• [STATED PROBLEM] Identify every line in the records below that contains the word "인천광역시", and copy each of those lines.

• [DATASET ROWS]

- - -

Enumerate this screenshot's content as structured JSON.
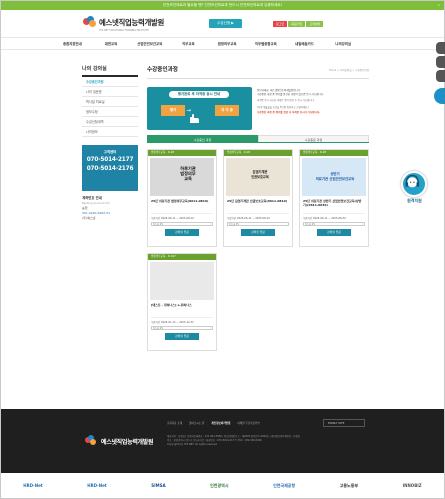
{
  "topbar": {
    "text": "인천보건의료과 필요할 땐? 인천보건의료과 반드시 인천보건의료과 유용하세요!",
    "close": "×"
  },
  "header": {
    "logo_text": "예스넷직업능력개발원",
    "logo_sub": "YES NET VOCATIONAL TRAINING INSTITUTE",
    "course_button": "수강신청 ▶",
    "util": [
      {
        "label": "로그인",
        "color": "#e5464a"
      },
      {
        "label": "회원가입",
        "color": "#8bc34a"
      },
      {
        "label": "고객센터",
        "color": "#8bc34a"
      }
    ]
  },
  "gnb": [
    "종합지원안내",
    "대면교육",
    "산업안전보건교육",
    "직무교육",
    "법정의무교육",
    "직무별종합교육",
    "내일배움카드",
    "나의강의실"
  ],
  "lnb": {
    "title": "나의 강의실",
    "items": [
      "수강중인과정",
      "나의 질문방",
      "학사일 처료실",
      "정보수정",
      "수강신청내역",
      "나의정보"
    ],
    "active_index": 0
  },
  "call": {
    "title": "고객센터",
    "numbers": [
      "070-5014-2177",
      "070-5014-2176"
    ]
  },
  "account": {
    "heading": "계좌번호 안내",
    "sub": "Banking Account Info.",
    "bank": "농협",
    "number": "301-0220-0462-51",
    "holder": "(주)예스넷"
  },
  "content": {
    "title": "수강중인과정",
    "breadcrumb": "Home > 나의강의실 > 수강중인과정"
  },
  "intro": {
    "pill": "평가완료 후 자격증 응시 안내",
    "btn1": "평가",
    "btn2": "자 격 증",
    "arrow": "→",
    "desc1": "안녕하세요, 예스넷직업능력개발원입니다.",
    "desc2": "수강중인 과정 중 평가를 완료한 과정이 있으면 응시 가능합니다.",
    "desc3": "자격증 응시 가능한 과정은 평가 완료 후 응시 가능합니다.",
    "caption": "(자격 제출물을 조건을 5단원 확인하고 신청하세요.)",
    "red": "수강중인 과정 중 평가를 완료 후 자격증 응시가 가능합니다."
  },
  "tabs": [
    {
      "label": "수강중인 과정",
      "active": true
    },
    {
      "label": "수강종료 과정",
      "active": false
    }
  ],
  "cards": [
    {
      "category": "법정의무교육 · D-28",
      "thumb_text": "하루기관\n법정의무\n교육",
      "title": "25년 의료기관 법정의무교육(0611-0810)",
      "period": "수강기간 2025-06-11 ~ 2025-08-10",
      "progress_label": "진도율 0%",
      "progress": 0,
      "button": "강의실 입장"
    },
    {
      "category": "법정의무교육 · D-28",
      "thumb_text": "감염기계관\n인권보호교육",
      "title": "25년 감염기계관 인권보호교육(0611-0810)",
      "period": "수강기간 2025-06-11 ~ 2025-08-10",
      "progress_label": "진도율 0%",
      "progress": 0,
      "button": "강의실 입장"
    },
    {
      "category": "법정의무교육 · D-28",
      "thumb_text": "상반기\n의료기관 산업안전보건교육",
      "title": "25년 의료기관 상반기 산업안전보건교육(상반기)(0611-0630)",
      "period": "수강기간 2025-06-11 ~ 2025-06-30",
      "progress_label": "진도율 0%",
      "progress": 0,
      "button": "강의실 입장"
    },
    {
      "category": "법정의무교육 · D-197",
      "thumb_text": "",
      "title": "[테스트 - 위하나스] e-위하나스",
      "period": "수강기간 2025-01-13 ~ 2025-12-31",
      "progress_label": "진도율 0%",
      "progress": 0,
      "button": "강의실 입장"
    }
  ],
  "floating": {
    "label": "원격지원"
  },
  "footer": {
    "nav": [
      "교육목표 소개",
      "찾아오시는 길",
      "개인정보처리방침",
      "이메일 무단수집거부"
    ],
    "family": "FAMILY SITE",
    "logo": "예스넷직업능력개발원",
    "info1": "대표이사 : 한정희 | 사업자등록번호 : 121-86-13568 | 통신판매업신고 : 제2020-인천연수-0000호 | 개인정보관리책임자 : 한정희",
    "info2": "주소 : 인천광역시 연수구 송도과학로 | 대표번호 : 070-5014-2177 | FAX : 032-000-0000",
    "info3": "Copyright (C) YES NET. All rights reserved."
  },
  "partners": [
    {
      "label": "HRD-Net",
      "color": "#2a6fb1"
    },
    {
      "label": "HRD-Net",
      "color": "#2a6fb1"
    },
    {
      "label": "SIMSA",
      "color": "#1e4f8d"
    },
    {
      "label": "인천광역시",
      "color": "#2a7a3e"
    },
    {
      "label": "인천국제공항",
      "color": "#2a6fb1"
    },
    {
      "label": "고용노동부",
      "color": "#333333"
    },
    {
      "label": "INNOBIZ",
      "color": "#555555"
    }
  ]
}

- - -

• [SOLVED PROBLEM]
    "info2": "주소 : 인천광역시 연수구 송도과학로 | 대표번호 : 070-5014-2177 | FAX : 032-000-0000",
      "label": "인천광역시",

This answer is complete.